__WHAT TO DO__. Pictures in the records should not be copied, but every other part must be repeated exactly.

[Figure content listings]

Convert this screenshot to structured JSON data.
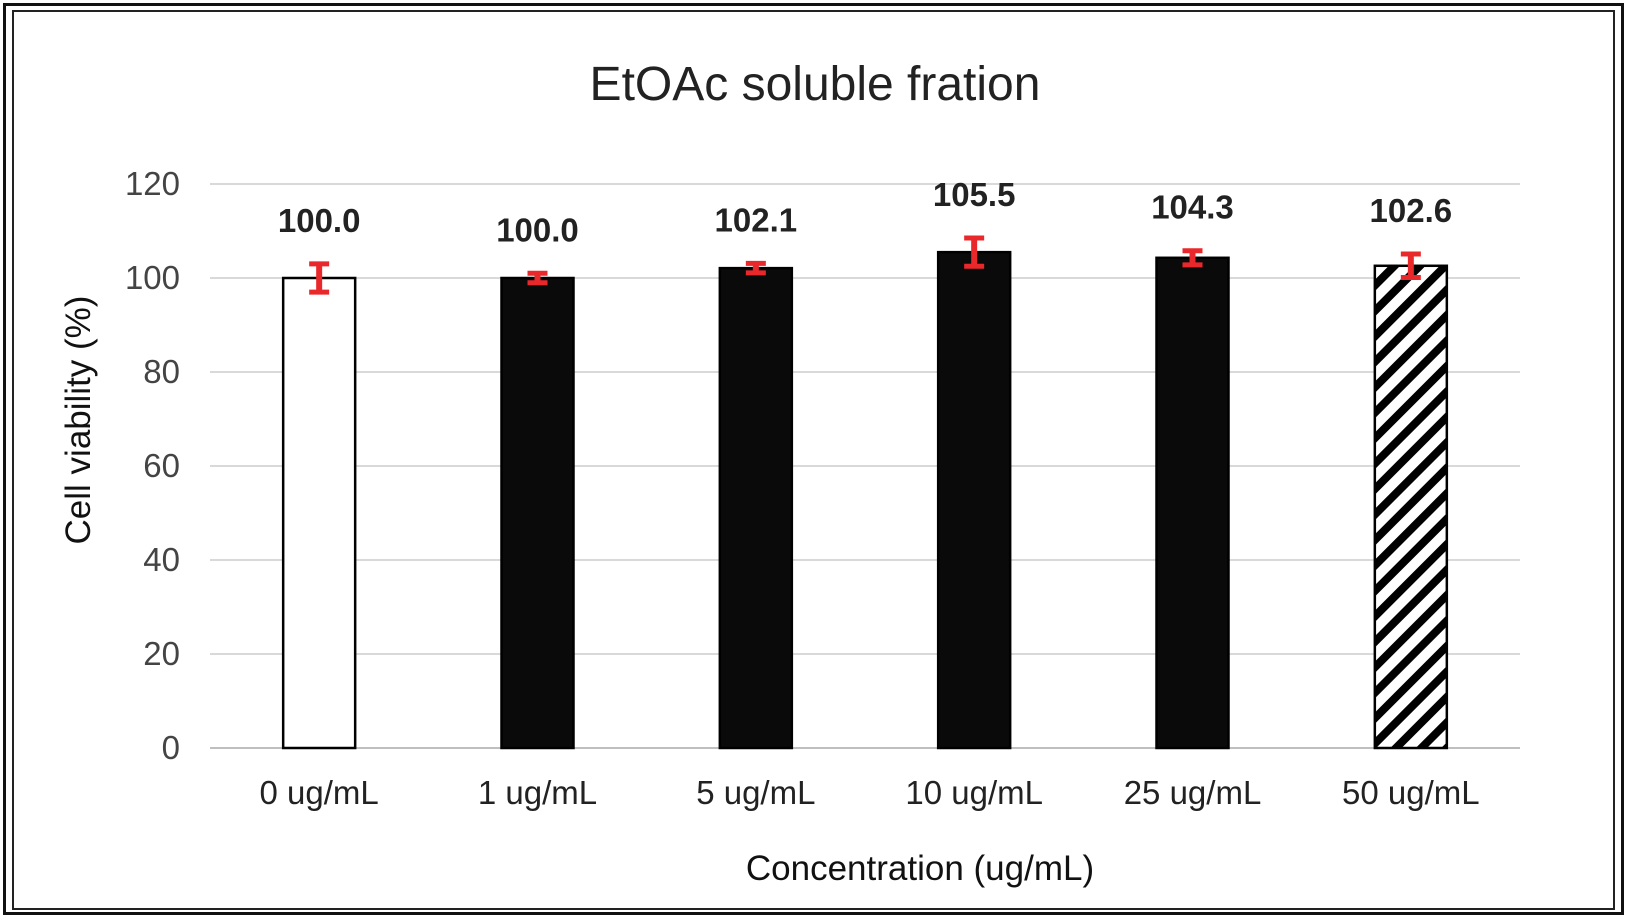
{
  "chart_data": {
    "type": "bar",
    "title": "EtOAc soluble fration",
    "xlabel": "Concentration  (ug/mL)",
    "ylabel": "Cell viability  (%)",
    "categories": [
      "0 ug/mL",
      "1 ug/mL",
      "5 ug/mL",
      "10 ug/mL",
      "25 ug/mL",
      "50 ug/mL"
    ],
    "values": [
      100.0,
      100.0,
      102.1,
      105.5,
      104.3,
      102.6
    ],
    "data_labels": [
      "100.0",
      "100.0",
      "102.1",
      "105.5",
      "104.3",
      "102.6"
    ],
    "errors": [
      3.0,
      1.0,
      1.0,
      3.0,
      1.5,
      2.5
    ],
    "bar_styles": [
      "white",
      "solid",
      "solid",
      "solid",
      "solid",
      "hatched"
    ],
    "ylim": [
      0,
      120
    ],
    "yticks": [
      "0",
      "20",
      "40",
      "60",
      "80",
      "100",
      "120"
    ],
    "grid": true,
    "legend": "none",
    "colors": {
      "bar_fill": "#0a0a0a",
      "bar_outline": "#000000",
      "error_bar": "#e8282a",
      "grid": "#d9d9d9"
    }
  }
}
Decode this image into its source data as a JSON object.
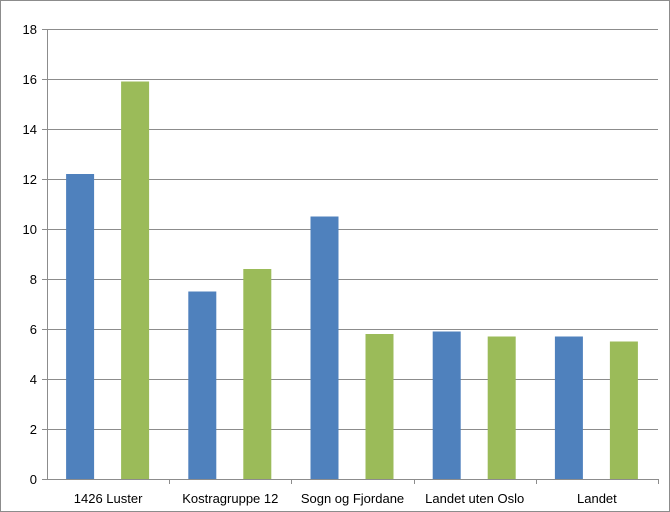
{
  "chart_data": {
    "type": "bar",
    "categories": [
      "1426 Luster",
      "Kostragruppe 12",
      "Sogn og Fjordane",
      "Landet uten Oslo",
      "Landet"
    ],
    "series": [
      {
        "values": [
          12.2,
          7.5,
          10.5,
          5.9,
          5.7
        ],
        "color": "#4f81bd"
      },
      {
        "values": [
          15.9,
          8.4,
          5.8,
          5.7,
          5.5
        ],
        "color": "#9bbb59"
      }
    ],
    "y_ticks": [
      "0",
      "2",
      "4",
      "6",
      "8",
      "10",
      "12",
      "14",
      "16",
      "18"
    ],
    "ylim": [
      0,
      18
    ],
    "grid": true,
    "legend": "none"
  }
}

__RESULT FOR THIS TASK__.
Convert this screenshot to structured JSON data.
{
  "chart_data": {
    "type": "bar",
    "title": "EtOAc soluble fration",
    "xlabel": "Concentration  (ug/mL)",
    "ylabel": "Cell viability  (%)",
    "categories": [
      "0 ug/mL",
      "1 ug/mL",
      "5 ug/mL",
      "10 ug/mL",
      "25 ug/mL",
      "50 ug/mL"
    ],
    "values": [
      100.0,
      100.0,
      102.1,
      105.5,
      104.3,
      102.6
    ],
    "data_labels": [
      "100.0",
      "100.0",
      "102.1",
      "105.5",
      "104.3",
      "102.6"
    ],
    "errors": [
      3.0,
      1.0,
      1.0,
      3.0,
      1.5,
      2.5
    ],
    "bar_styles": [
      "white",
      "solid",
      "solid",
      "solid",
      "solid",
      "hatched"
    ],
    "ylim": [
      0,
      120
    ],
    "yticks": [
      "0",
      "20",
      "40",
      "60",
      "80",
      "100",
      "120"
    ],
    "grid": true,
    "legend": "none",
    "colors": {
      "bar_fill": "#0a0a0a",
      "bar_outline": "#000000",
      "error_bar": "#e8282a",
      "grid": "#d9d9d9"
    }
  }
}
Decode this image into its source data as a JSON object.
{
  "chart_data": {
    "type": "bar",
    "categories": [
      "1426 Luster",
      "Kostragruppe 12",
      "Sogn og Fjordane",
      "Landet uten Oslo",
      "Landet"
    ],
    "series": [
      {
        "values": [
          12.2,
          7.5,
          10.5,
          5.9,
          5.7
        ],
        "color": "#4f81bd"
      },
      {
        "values": [
          15.9,
          8.4,
          5.8,
          5.7,
          5.5
        ],
        "color": "#9bbb59"
      }
    ],
    "y_ticks": [
      "0",
      "2",
      "4",
      "6",
      "8",
      "10",
      "12",
      "14",
      "16",
      "18"
    ],
    "ylim": [
      0,
      18
    ],
    "grid": true,
    "legend": "none"
  }
}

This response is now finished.